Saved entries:
>> START
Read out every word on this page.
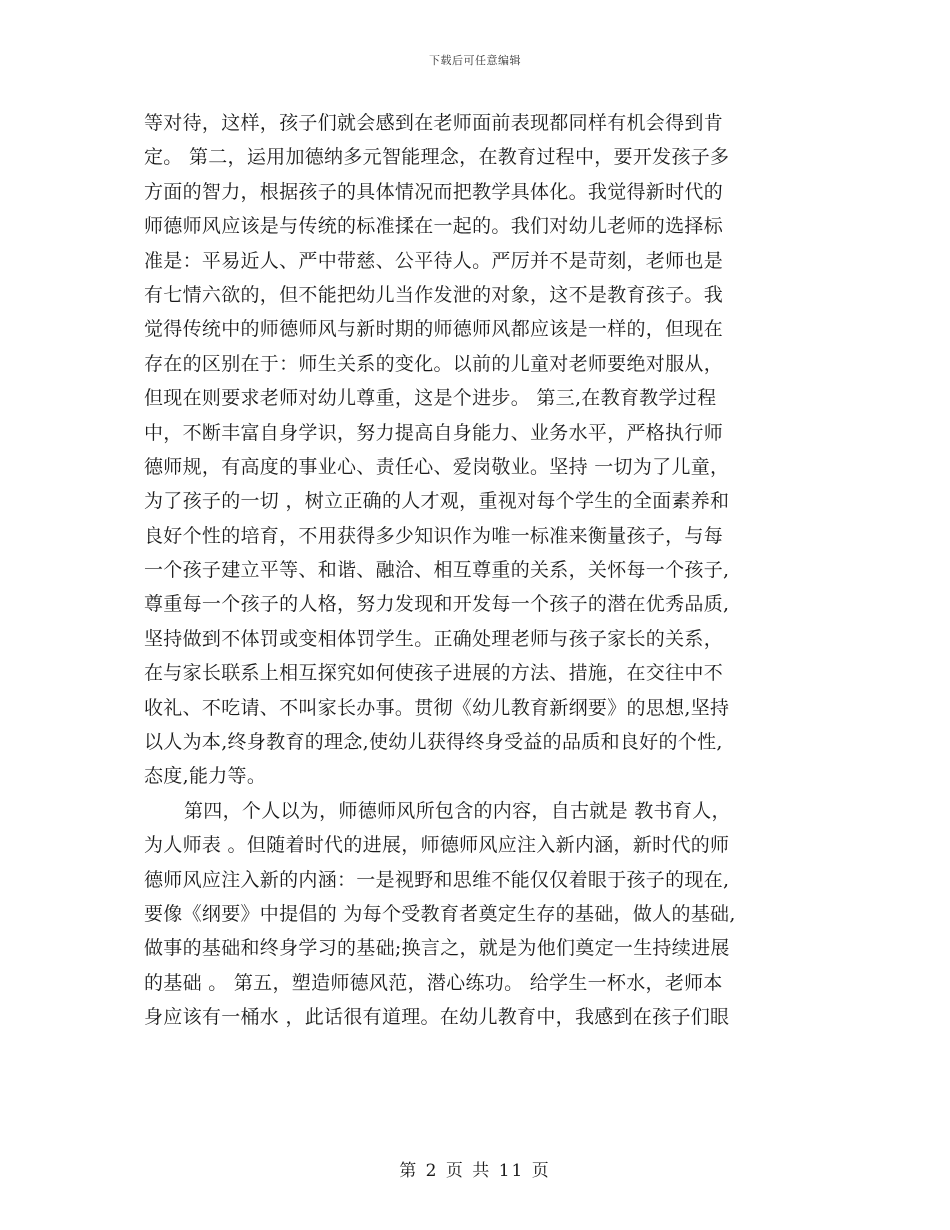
下载后可任意编辑
等对待，这样，孩子们就会感到在老师面前表现都同样有机会得到肯
定。 第二，运用加德纳多元智能理念，在教育过程中，要开发孩子多
方面的智力，根据孩子的具体情况而把教学具体化。我觉得新时代的
师德师风应该是与传统的标准揉在一起的。我们对幼儿老师的选择标
准是：平易近人、严中带慈、公平待人。严厉并不是苛刻，老师也是
有七情六欲的，但不能把幼儿当作发泄的对象，这不是教育孩子。我
觉得传统中的师德师风与新时期的师德师风都应该是一样的，但现在
存在的区别在于：师生关系的变化。以前的儿童对老师要绝对服从，
但现在则要求老师对幼儿尊重，这是个进步。 第三,在教育教学过程
中，不断丰富自身学识，努力提高自身能力、业务水平，严格执行师
德师规，有高度的事业心、责任心、爱岗敬业。坚持 一切为了儿童，
为了孩子的一切 ，树立正确的人才观，重视对每个学生的全面素养和
良好个性的培育，不用获得多少知识作为唯一标准来衡量孩子，与每
一个孩子建立平等、和谐、融洽、相互尊重的关系，关怀每一个孩子,
尊重每一个孩子的人格，努力发现和开发每一个孩子的潜在优秀品质,
坚持做到不体罚或变相体罚学生。正确处理老师与孩子家长的关系，
在与家长联系上相互探究如何使孩子进展的方法、措施，在交往中不
收礼、不吃请、不叫家长办事。贯彻《幼儿教育新纲要》的思想,坚持
以人为本,终身教育的理念,使幼儿获得终身受益的品质和良好的个性,
态度,能力等。
第四，个人以为，师德师风所包含的内容，自古就是 教书育人，
为人师表 。但随着时代的进展，师德师风应注入新内涵，新时代的师
德师风应注入新的内涵：一是视野和思维不能仅仅着眼于孩子的现在,
要像《纲要》中提倡的 为每个受教育者奠定生存的基础，做人的基础,
做事的基础和终身学习的基础;换言之，就是为他们奠定一生持续进展
的基础 。 第五，塑造师德风范，潜心练功。 给学生一杯水，老师本
身应该有一桶水 ，此话很有道理。在幼儿教育中，我感到在孩子们眼
第 2 页 共 11 页
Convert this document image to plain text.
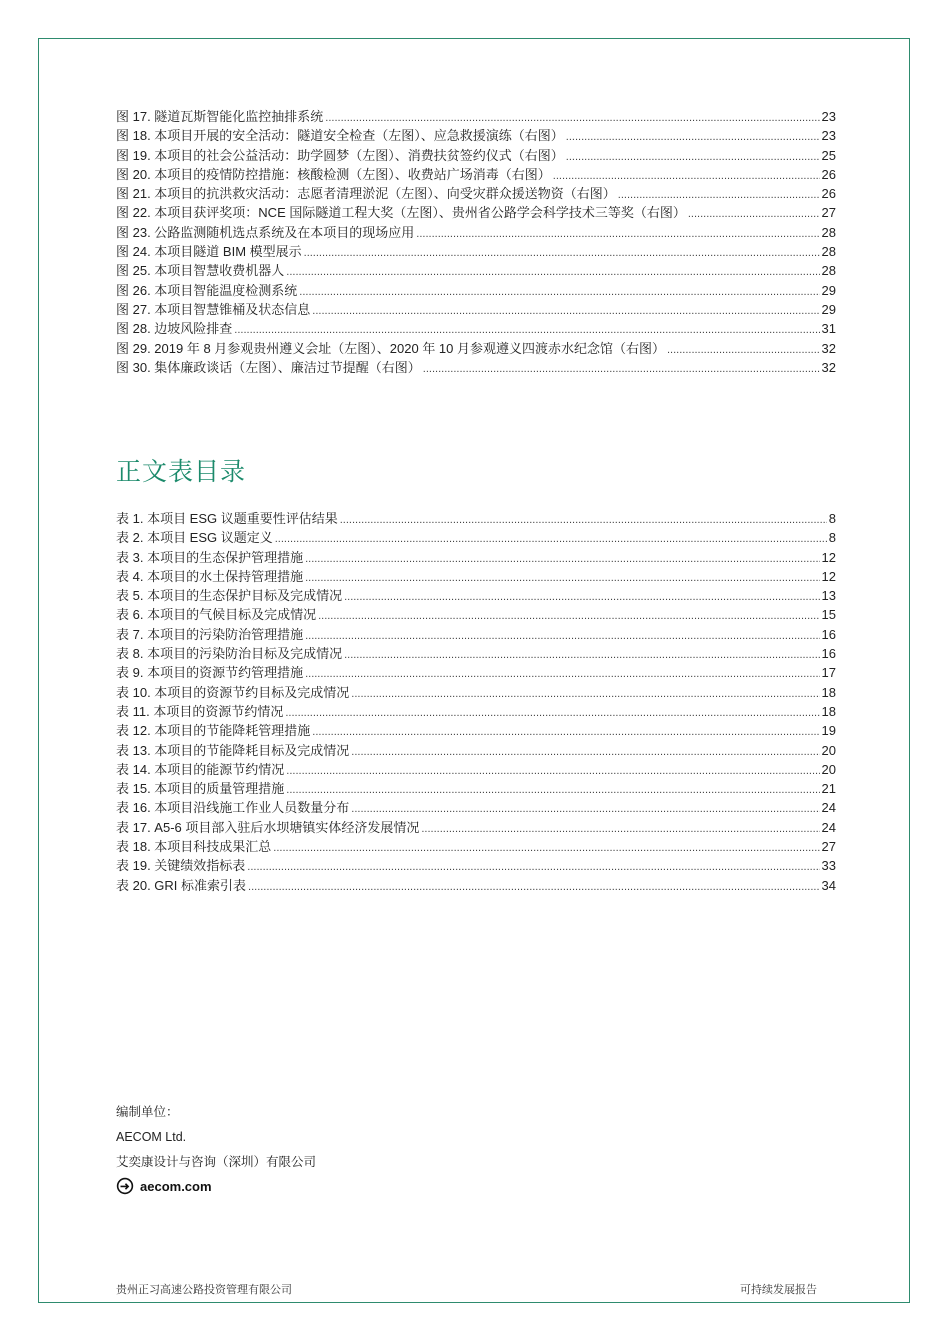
图 17. 隧道瓦斯智能化监控抽排系统 .....	23
图 18. 本项目开展的安全活动：隧道安全检查（左图）、应急救援演练（右图） .....	23
图 19. 本项目的社会公益活动：助学圆梦（左图）、消费扶贫签约仪式（右图） .....	25
图 20. 本项目的疫情防控措施：核酸检测（左图）、收费站广场消毒（右图） .....	26
图 21. 本项目的抗洪救灾活动：志愿者清理淤泥（左图）、向受灾群众援送物资（右图） .....	26
图 22. 本项目获评奖项：NCE 国际隧道工程大奖（左图）、贵州省公路学会科学技术三等奖（右图） .....	27
图 23. 公路监测随机选点系统及在本项目的现场应用 .....	28
图 24. 本项目隧道 BIM 模型展示 .....	28
图 25. 本项目智慧收费机器人 .....	28
图 26. 本项目智能温度检测系统 .....	29
图 27. 本项目智慧锥桶及状态信息 .....	29
图 28. 边坡风险排查 .....	31
图 29. 2019 年 8 月参观贵州遵义会址（左图）、2020 年 10 月参观遵义四渡赤水纪念馆（右图） .....	32
图 30. 集体廉政谈话（左图）、廉洁过节提醒（右图） .....	32
正文表目录
表 1. 本项目 ESG 议题重要性评估结果 .....	8
表 2. 本项目 ESG 议题定义 .....	8
表 3. 本项目的生态保护管理措施 .....	12
表 4. 本项目的水土保持管理措施 .....	12
表 5. 本项目的生态保护目标及完成情况 .....	13
表 6. 本项目的气候目标及完成情况 .....	15
表 7. 本项目的污染防治管理措施 .....	16
表 8. 本项目的污染防治目标及完成情况 .....	16
表 9. 本项目的资源节约管理措施 .....	17
表 10. 本项目的资源节约目标及完成情况 .....	18
表 11. 本项目的资源节约情况 .....	18
表 12. 本项目的节能降耗管理措施 .....	19
表 13. 本项目的节能降耗目标及完成情况 .....	20
表 14. 本项目的能源节约情况 .....	20
表 15. 本项目的质量管理措施 .....	21
表 16. 本项目沿线施工作业人员数量分布 .....	24
表 17. A5-6 项目部入驻后水坝塘镇实体经济发展情况 .....	24
表 18. 本项目科技成果汇总 .....	27
表 19. 关键绩效指标表 .....	33
表 20. GRI 标准索引表 .....	34
编制单位：
AECOM Ltd.
艾奕康设计与咨询（深圳）有限公司
aecom.com
贵州正习高速公路投资管理有限公司	可持续发展报告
>> END
▶ [What is being asked]:
Output every entry word for word, but omit the pictures.

▶ [Output for this task]:
Read out every word on this page.
下载后可任意编辑
等对待，这样，孩子们就会感到在老师面前表现都同样有机会得到肯
定。 第二，运用加德纳多元智能理念，在教育过程中，要开发孩子多
方面的智力，根据孩子的具体情况而把教学具体化。我觉得新时代的
师德师风应该是与传统的标准揉在一起的。我们对幼儿老师的选择标
准是：平易近人、严中带慈、公平待人。严厉并不是苛刻，老师也是
有七情六欲的，但不能把幼儿当作发泄的对象，这不是教育孩子。我
觉得传统中的师德师风与新时期的师德师风都应该是一样的，但现在
存在的区别在于：师生关系的变化。以前的儿童对老师要绝对服从，
但现在则要求老师对幼儿尊重，这是个进步。 第三,在教育教学过程
中，不断丰富自身学识，努力提高自身能力、业务水平，严格执行师
德师规，有高度的事业心、责任心、爱岗敬业。坚持 一切为了儿童，
为了孩子的一切 ，树立正确的人才观，重视对每个学生的全面素养和
良好个性的培育，不用获得多少知识作为唯一标准来衡量孩子，与每
一个孩子建立平等、和谐、融洽、相互尊重的关系，关怀每一个孩子,
尊重每一个孩子的人格，努力发现和开发每一个孩子的潜在优秀品质,
坚持做到不体罚或变相体罚学生。正确处理老师与孩子家长的关系，
在与家长联系上相互探究如何使孩子进展的方法、措施，在交往中不
收礼、不吃请、不叫家长办事。贯彻《幼儿教育新纲要》的思想,坚持
以人为本,终身教育的理念,使幼儿获得终身受益的品质和良好的个性,
态度,能力等。
第四，个人以为，师德师风所包含的内容，自古就是 教书育人，
为人师表 。但随着时代的进展，师德师风应注入新内涵，新时代的师
德师风应注入新的内涵：一是视野和思维不能仅仅着眼于孩子的现在,
要像《纲要》中提倡的 为每个受教育者奠定生存的基础，做人的基础,
做事的基础和终身学习的基础;换言之，就是为他们奠定一生持续进展
的基础 。 第五，塑造师德风范，潜心练功。 给学生一杯水，老师本
身应该有一桶水 ，此话很有道理。在幼儿教育中，我感到在孩子们眼
第 2 页 共 11 页
Convert this document image to plain text.
图 17. 隧道瓦斯智能化监控抽排系统 .....	23
图 18. 本项目开展的安全活动：隧道安全检查（左图）、应急救援演练（右图） .....	23
图 19. 本项目的社会公益活动：助学圆梦（左图）、消费扶贫签约仪式（右图） .....	25
图 20. 本项目的疫情防控措施：核酸检测（左图）、收费站广场消毒（右图） .....	26
图 21. 本项目的抗洪救灾活动：志愿者清理淤泥（左图）、向受灾群众援送物资（右图） .....	26
图 22. 本项目获评奖项：NCE 国际隧道工程大奖（左图）、贵州省公路学会科学技术三等奖（右图） .....	27
图 23. 公路监测随机选点系统及在本项目的现场应用 .....	28
图 24. 本项目隧道 BIM 模型展示 .....	28
图 25. 本项目智慧收费机器人 .....	28
图 26. 本项目智能温度检测系统 .....	29
图 27. 本项目智慧锥桶及状态信息 .....	29
图 28. 边坡风险排查 .....	31
图 29. 2019 年 8 月参观贵州遵义会址（左图）、2020 年 10 月参观遵义四渡赤水纪念馆（右图） .....	32
图 30. 集体廉政谈话（左图）、廉洁过节提醒（右图） .....	32
正文表目录
表 1. 本项目 ESG 议题重要性评估结果 .....	8
表 2. 本项目 ESG 议题定义 .....	8
表 3. 本项目的生态保护管理措施 .....	12
表 4. 本项目的水土保持管理措施 .....	12
表 5. 本项目的生态保护目标及完成情况 .....	13
表 6. 本项目的气候目标及完成情况 .....	15
表 7. 本项目的污染防治管理措施 .....	16
表 8. 本项目的污染防治目标及完成情况 .....	16
表 9. 本项目的资源节约管理措施 .....	17
表 10. 本项目的资源节约目标及完成情况 .....	18
表 11. 本项目的资源节约情况 .....	18
表 12. 本项目的节能降耗管理措施 .....	19
表 13. 本项目的节能降耗目标及完成情况 .....	20
表 14. 本项目的能源节约情况 .....	20
表 15. 本项目的质量管理措施 .....	21
表 16. 本项目沿线施工作业人员数量分布 .....	24
表 17. A5-6 项目部入驻后水坝塘镇实体经济发展情况 .....	24
表 18. 本项目科技成果汇总 .....	27
表 19. 关键绩效指标表 .....	33
表 20. GRI 标准索引表 .....	34
编制单位：
AECOM Ltd.
艾奕康设计与咨询（深圳）有限公司
aecom.com
贵州正习高速公路投资管理有限公司	可持续发展报告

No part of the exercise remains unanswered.